WHAT TO DO ▸
1: In the comic-strip blog post, how was the inking done?
2: Go on with the comic-strip blog post from the point where it stops.

READING TEXT ▸
I chopped the sinking into two panels in the pencils, and drew the pirate ship in front of it, but when I inked it the ship was just in the way and it was never clear we were looking at the island sinking, so off it went to the big pirate bay in the sky.

Inking was done by hand, on a blue line print. Drawn at digest size. This is partly for speed – I want to do these quick (how quick? pencilled and inked yesterday, coloured last night and finished this morning, about four hours total?)

With the captions all added there was still something missing – that pirate ship on its own never made sense, it needed something to lead you in to it, and then I hit on the fun idea of having a single line of dialogue here “LAND HO!” to bring you in, and join panel one with panel two.

Strip all pencilled and inked traditionally, then touched up and letter in clip studio on my desktop, I then transferred it to my ipad to colour it in bed (best advantage of csp on the ipad, working while in bed in awesome – while others read, I’m colouring…)

And voila the finished beast!

I’ve been asked a few times “will there be more” and I think “yes” but we’ll have to see. And, weirdly, by a few people “will these be collected” and the answer to that depends on how the answer to the first one goes.

I know this though, we’re not being paid to do this, so our only barometer of success is whether people like it or RT it on twitter, so if you’re keen to see more, that’s the way to do it! (and RT is worth about 100 likes, so keep that in mind!)

-pj

(Oh, and thanks to John, who rose to the occasion magnificently!)

Tweetdrawing

Earlier today, my friend John Reppion posted a little musing on twitter about a local Church being knocked down.

John is a great writer, and the tweet had a lyrical quality that I really responded to. So I thought, as I’m winding down to relax for a holiday (hahah) I’d do a quick drawing of it as I saw it.

Here’s the tweet:

Presented as an image to maintain the historical record!

And I quickly scribbled out a layout and chopped the words up as lettering (drawn in Clip Studio at the digest art size, so I couldn’t get too precious and fiddly)

DATA EXCERPTS ▸
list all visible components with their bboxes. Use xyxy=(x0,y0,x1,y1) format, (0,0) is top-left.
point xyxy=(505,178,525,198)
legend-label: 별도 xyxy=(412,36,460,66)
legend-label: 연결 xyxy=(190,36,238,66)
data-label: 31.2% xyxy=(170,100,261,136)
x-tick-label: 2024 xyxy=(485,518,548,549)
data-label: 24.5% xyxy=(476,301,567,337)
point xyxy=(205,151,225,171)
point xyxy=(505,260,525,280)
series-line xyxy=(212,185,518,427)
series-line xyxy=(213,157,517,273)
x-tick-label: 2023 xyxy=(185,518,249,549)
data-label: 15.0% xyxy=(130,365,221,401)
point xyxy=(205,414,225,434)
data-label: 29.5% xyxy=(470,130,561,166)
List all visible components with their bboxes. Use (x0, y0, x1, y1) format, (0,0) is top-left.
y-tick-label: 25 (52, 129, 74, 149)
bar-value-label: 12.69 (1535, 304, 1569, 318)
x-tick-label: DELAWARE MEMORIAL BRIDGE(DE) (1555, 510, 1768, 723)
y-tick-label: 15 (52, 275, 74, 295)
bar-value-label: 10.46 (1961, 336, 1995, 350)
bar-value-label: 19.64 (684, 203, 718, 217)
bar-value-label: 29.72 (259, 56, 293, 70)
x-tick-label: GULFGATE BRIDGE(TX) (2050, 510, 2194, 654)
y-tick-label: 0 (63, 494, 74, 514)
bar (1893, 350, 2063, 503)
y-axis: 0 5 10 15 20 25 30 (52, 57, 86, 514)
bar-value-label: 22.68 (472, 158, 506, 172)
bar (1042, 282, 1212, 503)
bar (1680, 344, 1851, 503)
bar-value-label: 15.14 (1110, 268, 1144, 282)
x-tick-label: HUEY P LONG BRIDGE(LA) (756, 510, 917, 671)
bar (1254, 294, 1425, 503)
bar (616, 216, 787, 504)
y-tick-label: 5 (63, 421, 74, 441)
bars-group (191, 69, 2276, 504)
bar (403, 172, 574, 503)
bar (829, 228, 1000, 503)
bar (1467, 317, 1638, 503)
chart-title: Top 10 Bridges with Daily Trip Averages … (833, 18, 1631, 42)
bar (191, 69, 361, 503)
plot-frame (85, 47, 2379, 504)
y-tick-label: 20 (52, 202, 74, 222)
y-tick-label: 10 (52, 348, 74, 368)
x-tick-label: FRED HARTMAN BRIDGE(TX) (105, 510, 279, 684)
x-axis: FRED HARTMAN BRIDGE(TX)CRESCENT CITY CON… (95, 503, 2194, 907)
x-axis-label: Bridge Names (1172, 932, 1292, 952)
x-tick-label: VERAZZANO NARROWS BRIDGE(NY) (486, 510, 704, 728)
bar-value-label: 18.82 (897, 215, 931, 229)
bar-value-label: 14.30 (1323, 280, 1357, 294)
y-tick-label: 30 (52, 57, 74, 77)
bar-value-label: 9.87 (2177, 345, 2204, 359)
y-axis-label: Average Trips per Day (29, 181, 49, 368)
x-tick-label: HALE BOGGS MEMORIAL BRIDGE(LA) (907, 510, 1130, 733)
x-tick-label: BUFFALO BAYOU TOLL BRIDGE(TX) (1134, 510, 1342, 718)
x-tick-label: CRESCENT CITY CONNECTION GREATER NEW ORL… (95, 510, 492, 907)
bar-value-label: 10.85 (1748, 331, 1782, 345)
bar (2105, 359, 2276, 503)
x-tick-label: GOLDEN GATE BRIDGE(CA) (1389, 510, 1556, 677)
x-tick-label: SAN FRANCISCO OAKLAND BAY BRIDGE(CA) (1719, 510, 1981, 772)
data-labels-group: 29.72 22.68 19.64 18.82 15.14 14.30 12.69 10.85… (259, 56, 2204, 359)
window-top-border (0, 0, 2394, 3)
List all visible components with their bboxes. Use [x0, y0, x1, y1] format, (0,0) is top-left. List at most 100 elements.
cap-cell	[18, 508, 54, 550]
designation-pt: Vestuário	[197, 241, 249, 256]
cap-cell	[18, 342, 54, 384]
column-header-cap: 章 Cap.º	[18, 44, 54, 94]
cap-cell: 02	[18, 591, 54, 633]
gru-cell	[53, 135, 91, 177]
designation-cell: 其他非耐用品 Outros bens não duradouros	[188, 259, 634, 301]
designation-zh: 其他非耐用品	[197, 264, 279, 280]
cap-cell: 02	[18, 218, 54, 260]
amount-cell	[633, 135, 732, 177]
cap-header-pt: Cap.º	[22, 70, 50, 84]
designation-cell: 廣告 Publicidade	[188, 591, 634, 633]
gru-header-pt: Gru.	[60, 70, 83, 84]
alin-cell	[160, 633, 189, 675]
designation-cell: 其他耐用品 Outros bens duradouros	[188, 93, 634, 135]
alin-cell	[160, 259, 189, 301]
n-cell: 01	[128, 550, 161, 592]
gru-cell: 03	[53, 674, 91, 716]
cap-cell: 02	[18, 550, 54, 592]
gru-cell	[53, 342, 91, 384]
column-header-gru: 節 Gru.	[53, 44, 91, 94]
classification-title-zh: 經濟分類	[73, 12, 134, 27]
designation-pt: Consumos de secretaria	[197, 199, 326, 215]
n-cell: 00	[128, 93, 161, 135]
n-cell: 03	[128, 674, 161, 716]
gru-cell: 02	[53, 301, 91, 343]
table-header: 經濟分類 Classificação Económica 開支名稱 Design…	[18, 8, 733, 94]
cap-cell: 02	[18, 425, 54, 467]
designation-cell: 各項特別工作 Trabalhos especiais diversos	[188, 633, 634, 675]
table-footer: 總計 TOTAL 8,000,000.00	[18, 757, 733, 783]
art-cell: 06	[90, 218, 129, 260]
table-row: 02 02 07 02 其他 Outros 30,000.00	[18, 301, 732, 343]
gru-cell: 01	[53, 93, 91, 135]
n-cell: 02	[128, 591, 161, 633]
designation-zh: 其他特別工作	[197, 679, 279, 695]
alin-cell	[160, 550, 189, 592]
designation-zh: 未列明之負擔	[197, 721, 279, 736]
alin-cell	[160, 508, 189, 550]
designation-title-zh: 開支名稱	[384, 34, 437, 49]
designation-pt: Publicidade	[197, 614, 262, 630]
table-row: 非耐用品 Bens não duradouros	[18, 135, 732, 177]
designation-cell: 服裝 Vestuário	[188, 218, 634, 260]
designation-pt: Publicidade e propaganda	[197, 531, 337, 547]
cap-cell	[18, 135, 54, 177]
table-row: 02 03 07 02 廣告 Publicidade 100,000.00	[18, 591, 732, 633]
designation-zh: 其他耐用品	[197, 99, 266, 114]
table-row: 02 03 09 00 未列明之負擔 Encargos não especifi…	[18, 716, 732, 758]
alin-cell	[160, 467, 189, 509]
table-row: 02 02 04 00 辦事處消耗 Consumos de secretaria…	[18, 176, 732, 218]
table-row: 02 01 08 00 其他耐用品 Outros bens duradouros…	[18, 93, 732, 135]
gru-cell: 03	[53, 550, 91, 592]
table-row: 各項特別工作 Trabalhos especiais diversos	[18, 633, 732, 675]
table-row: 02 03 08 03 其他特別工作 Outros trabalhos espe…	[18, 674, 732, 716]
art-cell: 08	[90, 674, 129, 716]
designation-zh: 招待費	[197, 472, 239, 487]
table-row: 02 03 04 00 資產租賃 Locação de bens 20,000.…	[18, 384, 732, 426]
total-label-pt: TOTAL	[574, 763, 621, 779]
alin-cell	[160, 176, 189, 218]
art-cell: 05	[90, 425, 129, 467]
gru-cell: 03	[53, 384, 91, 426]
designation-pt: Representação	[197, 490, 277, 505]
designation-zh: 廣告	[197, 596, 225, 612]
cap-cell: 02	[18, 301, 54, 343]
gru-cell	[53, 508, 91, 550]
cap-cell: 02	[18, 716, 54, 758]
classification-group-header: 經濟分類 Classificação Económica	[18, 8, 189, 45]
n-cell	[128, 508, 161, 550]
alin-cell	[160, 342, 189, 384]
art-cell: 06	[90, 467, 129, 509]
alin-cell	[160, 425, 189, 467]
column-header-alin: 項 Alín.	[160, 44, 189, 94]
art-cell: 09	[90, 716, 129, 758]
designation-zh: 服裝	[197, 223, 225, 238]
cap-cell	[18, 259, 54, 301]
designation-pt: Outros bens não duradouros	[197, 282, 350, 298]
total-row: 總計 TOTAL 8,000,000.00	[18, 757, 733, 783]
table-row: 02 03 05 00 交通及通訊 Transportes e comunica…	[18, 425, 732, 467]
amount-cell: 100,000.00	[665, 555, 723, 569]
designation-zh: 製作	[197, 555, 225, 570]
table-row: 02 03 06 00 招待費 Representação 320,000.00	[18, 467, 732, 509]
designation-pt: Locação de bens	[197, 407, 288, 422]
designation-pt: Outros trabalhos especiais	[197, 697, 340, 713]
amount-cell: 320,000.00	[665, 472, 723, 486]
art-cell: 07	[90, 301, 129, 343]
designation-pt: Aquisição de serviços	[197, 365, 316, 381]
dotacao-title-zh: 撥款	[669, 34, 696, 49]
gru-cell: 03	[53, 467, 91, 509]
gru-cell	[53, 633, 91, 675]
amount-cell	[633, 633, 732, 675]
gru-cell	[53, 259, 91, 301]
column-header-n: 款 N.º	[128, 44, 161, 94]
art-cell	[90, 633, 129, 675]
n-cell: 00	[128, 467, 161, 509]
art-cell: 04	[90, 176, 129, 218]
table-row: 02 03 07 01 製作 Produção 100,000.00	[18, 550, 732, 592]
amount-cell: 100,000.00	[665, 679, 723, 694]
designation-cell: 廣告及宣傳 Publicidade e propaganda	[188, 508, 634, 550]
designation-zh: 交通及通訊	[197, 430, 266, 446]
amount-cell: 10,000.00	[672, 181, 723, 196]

PER-TASK OUTPUTS ▸
1: By hand, on a blue line print.

2:
Tweet as Comic

Took a minute or two. Sent it to John for his approval (I mean he was surprised to see it I’m sure, given it was just me faffing around).

Then I went off and did some paid work and came back to it.

Speed drawing is funny, the trick is to cheat as often and as much as you can.

Cheat one: don’t pencil. Just go straight from the roughs to inks.

Cheat two: photo reference. Just google the hell out of everything and trace it. Google a church. Google a wrecking ball. Google a digger. Using maps to get an overhead shot of some buildings so you can quickly use that to build out a panel. Copy a panel and draw over it. And finally google some birds.

Cheat three: TRACE EVERYTHING. Don’t grab photoreference so you can internalise what a digger looks like, grab photoreference so you can trace the digger. If you’ve any sort of eye at all you’ll introduce enough variety in what you’re doing that it won’t be a problem to describe it as a reinterpretation

Not gonna lie. There’s a lot of tracing in this.

Here’s the black and white:

Now for colour, I skipped the flatting/rendering stage and just stuck with simple colours – but I grabbed a page I liked by an colourist I liked which covered similar colours to what I knew I needed and sampled it for all the colours. That to is big fat cheat.

Channel Hex: Digest Size

I’ve been keen to thing of Channel Hex as digest sized, it makes sense, drawing roughly A4 art that’s half my regular art sized, should be much faster.

But then you start looking at what digest sized MEANS – and it turns out … there’s a few different digest sizes.

Here’s a small selection…

From left to right: Early british cowboy comics (though to be fair, this is probably an enlarged digest sized), Zombie World Champion of the Worms – great comic, but smaller than normal comics. Nathan Never – dark horse reprints, an italian digest size and commando comics, what I think of when I think about digest sized.

And that’s not the end of it, there’s lots more options. But looking at these books, it feels like the most flexible in terms of what storytelling I can do vs small size, it’s the Italian digest size that works best. So I had to do some numbers.

Now, ordinarily, I want to draw at least 40% larger than final art (and I may still do that) but measuring the italian fumetti sized comic, and multipling it by 40% puts it slightly larger than A4 – which will not do, I’m afraid.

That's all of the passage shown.